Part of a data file
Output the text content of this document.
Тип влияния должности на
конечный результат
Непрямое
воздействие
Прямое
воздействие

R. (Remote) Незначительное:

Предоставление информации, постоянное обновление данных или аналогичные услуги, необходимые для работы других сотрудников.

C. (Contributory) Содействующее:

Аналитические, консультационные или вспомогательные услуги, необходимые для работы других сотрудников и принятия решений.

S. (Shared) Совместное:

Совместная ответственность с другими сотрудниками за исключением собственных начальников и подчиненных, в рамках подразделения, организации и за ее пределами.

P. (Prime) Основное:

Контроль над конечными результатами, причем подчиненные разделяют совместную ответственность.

Stated exercise: Identify and copy lines that hold the string "работы".

Worked answer:
Предоставление информации, постоянное обновление данных или аналогичные услуги, необходимые для работы других сотрудников.
Аналитические, консультационные или вспомогательные услуги, необходимые для работы других сотрудников и принятия решений.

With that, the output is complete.